Challenge
Your task is to repeat all of the material exactly.

--- Begin ---

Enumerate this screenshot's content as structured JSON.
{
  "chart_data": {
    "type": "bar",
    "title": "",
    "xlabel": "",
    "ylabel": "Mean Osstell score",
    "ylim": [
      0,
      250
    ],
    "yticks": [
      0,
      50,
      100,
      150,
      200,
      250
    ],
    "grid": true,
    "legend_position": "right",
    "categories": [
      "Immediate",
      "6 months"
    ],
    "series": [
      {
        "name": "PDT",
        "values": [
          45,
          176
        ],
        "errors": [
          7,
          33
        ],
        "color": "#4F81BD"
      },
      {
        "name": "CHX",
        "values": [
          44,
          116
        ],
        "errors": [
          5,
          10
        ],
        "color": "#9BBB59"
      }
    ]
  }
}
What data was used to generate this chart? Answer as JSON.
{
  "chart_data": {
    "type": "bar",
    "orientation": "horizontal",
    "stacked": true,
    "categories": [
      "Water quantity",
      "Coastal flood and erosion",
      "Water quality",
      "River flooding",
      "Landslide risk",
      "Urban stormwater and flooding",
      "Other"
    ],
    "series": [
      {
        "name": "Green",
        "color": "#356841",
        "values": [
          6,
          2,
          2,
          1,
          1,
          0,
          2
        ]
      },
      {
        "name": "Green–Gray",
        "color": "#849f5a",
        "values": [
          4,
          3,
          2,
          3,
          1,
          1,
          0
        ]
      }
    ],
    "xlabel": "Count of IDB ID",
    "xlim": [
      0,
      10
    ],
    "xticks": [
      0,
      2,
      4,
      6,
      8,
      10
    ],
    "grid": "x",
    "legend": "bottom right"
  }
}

--- End ---

Problem solution
Enumerate this screenshot's content as structured JSON.
{
  "chart_data": {
    "type": "bar",
    "title": "",
    "xlabel": "",
    "ylabel": "Mean Osstell score",
    "ylim": [
      0,
      250
    ],
    "yticks": [
      0,
      50,
      100,
      150,
      200,
      250
    ],
    "grid": true,
    "legend_position": "right",
    "categories": [
      "Immediate",
      "6 months"
    ],
    "series": [
      {
        "name": "PDT",
        "values": [
          45,
          176
        ],
        "errors": [
          7,
          33
        ],
        "color": "#4F81BD"
      },
      {
        "name": "CHX",
        "values": [
          44,
          116
        ],
        "errors": [
          5,
          10
        ],
        "color": "#9BBB59"
      }
    ]
  }
}
What data was used to generate this chart? Answer as JSON.
{
  "chart_data": {
    "type": "bar",
    "orientation": "horizontal",
    "stacked": true,
    "categories": [
      "Water quantity",
      "Coastal flood and erosion",
      "Water quality",
      "River flooding",
      "Landslide risk",
      "Urban stormwater and flooding",
      "Other"
    ],
    "series": [
      {
        "name": "Green",
        "color": "#356841",
        "values": [
          6,
          2,
          2,
          1,
          1,
          0,
          2
        ]
      },
      {
        "name": "Green–Gray",
        "color": "#849f5a",
        "values": [
          4,
          3,
          2,
          3,
          1,
          1,
          0
        ]
      }
    ],
    "xlabel": "Count of IDB ID",
    "xlim": [
      0,
      10
    ],
    "xticks": [
      0,
      2,
      4,
      6,
      8,
      10
    ],
    "grid": "x",
    "legend": "bottom right"
  }
}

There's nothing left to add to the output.